Data records

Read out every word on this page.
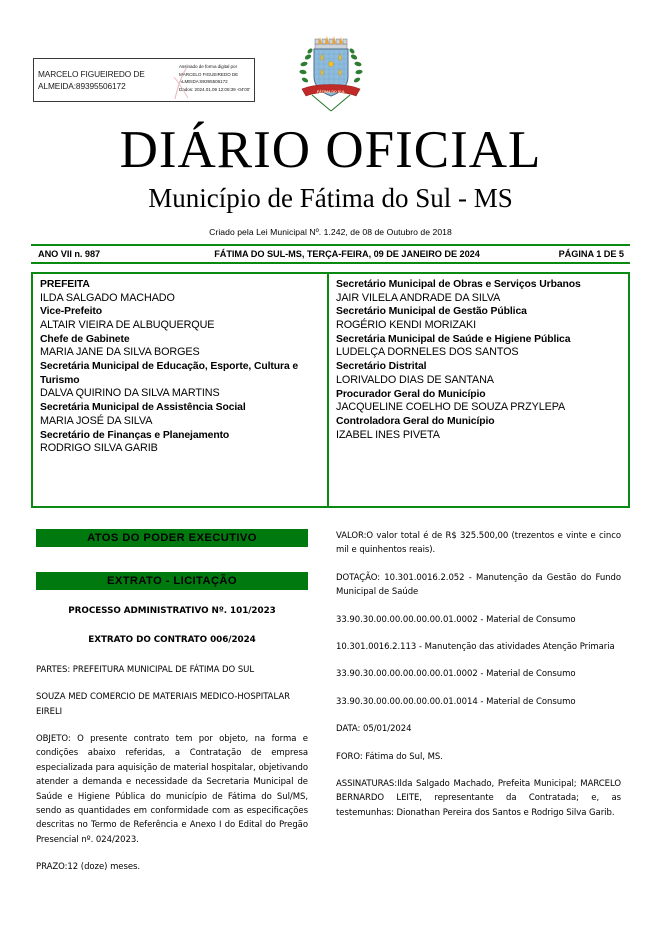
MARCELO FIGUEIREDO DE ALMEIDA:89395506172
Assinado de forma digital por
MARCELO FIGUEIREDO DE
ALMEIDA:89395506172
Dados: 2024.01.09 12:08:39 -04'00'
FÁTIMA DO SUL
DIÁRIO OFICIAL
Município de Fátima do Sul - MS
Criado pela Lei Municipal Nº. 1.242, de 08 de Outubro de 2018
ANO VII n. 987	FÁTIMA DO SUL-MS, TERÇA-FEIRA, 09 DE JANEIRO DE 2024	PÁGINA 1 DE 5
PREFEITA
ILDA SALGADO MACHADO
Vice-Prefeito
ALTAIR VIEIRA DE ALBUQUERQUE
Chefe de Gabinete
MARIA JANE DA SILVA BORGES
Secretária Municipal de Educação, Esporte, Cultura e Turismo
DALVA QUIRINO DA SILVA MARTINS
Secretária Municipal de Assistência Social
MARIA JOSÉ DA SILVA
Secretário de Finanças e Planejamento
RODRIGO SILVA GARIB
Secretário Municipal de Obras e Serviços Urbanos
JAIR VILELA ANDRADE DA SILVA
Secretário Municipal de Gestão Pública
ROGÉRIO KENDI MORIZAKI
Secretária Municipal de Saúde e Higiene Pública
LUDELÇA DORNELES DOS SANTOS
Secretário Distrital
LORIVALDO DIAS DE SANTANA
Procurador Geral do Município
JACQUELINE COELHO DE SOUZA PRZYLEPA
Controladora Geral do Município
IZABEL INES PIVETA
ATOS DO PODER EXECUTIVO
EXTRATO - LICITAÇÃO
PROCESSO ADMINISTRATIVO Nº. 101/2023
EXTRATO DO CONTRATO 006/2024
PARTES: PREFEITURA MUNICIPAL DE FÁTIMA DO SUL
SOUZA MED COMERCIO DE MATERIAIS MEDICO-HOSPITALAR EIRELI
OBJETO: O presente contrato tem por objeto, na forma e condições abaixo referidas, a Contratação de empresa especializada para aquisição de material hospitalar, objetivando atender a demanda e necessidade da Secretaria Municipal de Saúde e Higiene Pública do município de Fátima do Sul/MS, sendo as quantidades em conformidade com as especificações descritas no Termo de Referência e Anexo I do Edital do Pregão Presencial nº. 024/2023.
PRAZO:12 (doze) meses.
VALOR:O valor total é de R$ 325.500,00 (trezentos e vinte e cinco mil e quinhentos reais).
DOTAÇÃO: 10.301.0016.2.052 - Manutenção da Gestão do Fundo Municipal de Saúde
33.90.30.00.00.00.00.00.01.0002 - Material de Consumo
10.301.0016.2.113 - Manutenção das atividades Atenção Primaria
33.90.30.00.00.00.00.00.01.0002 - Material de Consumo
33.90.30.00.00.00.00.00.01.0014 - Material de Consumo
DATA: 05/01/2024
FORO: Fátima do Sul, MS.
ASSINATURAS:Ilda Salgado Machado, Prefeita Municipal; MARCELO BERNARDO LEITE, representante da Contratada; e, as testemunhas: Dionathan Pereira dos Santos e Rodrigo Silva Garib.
* * *
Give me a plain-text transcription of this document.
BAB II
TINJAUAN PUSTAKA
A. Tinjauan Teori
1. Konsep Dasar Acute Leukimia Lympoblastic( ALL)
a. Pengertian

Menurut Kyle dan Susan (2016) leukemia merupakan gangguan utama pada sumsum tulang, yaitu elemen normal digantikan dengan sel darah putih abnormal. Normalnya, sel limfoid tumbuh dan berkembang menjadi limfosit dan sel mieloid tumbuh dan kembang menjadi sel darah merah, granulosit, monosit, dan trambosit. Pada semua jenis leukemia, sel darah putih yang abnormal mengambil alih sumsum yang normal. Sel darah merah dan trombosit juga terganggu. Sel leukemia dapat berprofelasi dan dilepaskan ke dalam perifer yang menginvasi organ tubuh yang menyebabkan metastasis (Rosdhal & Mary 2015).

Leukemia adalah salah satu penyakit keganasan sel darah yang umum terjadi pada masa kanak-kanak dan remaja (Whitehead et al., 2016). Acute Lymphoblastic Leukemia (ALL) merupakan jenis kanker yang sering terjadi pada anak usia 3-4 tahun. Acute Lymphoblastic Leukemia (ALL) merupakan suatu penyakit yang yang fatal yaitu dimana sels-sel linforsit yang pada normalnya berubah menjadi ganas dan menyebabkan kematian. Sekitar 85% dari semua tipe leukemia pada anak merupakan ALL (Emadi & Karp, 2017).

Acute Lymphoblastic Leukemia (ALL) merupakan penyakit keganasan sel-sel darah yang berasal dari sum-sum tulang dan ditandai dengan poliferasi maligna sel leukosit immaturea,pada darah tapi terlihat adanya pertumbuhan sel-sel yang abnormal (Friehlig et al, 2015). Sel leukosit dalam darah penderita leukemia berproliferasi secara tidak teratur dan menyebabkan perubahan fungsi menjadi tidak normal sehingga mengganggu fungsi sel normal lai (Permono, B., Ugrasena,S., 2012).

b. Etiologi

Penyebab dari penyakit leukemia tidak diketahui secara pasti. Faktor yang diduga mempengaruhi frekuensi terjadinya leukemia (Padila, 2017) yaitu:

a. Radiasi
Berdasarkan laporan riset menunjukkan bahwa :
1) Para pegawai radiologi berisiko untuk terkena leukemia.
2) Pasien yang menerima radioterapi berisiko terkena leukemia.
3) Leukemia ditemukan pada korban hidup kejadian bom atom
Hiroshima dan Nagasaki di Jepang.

What is expected
Examine the data above and state how many of its lines contain the word "semua", with no further remarks.

Answer for the task
2